# [Data rows]

::::::::

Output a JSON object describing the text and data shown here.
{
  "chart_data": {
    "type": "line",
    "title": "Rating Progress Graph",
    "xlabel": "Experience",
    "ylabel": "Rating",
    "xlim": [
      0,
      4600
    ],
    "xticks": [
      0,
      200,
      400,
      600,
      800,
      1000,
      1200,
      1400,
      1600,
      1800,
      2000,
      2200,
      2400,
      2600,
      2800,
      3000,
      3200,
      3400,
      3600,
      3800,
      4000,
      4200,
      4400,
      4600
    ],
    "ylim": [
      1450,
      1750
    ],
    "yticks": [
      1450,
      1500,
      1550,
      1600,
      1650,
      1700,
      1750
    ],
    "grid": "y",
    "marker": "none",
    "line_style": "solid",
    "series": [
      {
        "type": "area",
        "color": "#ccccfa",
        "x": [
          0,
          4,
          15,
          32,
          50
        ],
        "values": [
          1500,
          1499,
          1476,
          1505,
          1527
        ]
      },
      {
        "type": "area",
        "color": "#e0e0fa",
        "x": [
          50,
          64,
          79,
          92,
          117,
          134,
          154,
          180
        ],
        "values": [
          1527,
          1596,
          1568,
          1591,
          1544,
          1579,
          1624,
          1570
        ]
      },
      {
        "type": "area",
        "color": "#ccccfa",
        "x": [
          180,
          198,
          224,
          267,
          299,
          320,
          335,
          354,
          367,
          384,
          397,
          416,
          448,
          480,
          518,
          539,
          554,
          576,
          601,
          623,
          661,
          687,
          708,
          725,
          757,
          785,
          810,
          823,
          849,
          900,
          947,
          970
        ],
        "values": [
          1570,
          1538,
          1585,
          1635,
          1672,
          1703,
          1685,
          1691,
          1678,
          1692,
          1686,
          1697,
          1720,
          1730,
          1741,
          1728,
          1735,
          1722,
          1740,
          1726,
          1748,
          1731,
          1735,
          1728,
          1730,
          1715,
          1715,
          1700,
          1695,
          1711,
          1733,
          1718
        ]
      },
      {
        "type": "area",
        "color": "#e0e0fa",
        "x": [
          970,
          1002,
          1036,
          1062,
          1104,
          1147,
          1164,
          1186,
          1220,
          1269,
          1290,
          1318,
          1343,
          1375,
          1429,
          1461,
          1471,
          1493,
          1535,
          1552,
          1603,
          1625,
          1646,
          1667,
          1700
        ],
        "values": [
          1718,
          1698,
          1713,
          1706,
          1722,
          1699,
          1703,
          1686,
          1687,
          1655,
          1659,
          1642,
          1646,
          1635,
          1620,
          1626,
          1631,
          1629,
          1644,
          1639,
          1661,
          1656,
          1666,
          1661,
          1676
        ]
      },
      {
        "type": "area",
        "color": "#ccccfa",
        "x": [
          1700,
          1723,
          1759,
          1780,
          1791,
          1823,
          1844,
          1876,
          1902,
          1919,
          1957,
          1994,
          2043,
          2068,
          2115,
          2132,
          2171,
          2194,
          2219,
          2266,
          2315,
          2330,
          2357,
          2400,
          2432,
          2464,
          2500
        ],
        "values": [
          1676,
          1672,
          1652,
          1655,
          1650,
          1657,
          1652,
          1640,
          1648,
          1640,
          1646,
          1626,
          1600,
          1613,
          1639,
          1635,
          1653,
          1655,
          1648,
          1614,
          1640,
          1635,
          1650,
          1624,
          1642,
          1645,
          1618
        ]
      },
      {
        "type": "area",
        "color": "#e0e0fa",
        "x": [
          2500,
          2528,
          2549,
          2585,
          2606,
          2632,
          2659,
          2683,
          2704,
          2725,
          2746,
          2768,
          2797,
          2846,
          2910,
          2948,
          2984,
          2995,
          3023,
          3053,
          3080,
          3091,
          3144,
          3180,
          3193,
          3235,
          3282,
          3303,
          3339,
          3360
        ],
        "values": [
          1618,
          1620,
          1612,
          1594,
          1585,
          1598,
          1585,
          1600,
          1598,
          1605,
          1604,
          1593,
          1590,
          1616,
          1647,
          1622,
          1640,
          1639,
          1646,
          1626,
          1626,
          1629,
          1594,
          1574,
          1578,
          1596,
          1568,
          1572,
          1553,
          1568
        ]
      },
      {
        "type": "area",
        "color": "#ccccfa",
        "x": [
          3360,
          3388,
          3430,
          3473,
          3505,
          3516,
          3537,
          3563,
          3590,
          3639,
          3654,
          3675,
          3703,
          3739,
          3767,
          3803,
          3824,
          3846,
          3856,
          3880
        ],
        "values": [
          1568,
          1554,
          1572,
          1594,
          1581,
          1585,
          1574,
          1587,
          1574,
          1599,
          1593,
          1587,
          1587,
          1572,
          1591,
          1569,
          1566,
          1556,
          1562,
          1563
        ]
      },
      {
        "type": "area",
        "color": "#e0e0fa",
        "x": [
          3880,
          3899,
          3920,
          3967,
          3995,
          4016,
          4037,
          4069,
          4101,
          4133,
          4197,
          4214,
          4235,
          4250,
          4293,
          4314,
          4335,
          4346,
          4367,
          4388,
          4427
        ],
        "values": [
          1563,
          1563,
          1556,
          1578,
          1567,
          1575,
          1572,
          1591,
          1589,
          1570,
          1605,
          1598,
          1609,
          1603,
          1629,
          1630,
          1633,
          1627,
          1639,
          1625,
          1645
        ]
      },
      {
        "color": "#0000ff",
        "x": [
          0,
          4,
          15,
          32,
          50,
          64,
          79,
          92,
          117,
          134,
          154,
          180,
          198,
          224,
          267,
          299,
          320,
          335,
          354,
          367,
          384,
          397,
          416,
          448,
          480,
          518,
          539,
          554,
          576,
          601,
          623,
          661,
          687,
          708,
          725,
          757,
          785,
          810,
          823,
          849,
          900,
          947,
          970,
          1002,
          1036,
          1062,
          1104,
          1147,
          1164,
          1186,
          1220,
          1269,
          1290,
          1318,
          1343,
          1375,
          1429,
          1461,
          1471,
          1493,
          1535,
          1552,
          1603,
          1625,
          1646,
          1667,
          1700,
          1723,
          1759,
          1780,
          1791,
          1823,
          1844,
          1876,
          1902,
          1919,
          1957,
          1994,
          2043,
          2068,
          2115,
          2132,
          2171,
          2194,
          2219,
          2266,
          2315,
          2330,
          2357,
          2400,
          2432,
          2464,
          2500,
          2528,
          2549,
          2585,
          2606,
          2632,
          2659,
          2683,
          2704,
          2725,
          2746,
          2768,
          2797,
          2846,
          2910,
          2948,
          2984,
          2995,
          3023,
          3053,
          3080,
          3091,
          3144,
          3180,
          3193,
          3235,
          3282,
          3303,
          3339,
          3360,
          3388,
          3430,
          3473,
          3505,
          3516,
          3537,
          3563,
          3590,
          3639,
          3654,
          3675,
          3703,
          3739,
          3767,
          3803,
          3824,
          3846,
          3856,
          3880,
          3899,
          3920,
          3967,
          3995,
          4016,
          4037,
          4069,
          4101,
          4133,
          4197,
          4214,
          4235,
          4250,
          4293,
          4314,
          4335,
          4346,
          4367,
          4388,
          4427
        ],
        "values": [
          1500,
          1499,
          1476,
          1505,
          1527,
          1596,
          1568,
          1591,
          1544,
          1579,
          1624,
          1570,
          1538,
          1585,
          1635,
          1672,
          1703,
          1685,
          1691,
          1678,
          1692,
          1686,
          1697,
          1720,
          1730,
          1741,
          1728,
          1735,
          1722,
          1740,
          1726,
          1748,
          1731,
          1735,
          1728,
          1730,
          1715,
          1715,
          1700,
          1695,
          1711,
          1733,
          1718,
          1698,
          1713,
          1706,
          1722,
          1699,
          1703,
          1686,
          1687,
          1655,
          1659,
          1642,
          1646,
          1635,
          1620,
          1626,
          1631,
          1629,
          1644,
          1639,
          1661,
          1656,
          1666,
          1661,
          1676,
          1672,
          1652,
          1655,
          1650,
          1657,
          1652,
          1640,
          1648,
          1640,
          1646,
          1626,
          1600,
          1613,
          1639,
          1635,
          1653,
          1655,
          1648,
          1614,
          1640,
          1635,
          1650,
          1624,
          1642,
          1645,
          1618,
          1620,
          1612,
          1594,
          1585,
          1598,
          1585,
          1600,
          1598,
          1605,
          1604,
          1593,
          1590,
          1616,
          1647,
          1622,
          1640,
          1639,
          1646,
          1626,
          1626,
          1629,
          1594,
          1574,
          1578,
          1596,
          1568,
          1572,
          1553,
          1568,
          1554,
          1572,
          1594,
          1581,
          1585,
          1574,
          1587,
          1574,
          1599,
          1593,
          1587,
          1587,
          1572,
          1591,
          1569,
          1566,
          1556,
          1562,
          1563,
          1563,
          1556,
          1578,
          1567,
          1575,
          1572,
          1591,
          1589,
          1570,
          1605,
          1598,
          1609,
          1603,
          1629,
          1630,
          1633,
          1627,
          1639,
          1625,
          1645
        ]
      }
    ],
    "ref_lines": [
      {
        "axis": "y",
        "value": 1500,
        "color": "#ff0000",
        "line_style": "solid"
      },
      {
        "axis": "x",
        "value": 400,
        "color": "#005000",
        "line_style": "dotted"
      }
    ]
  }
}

::::::::

# [Exercise]
Of all the lines in the data above, state how many include "Rating". Say only the number.

# [Correct response]
2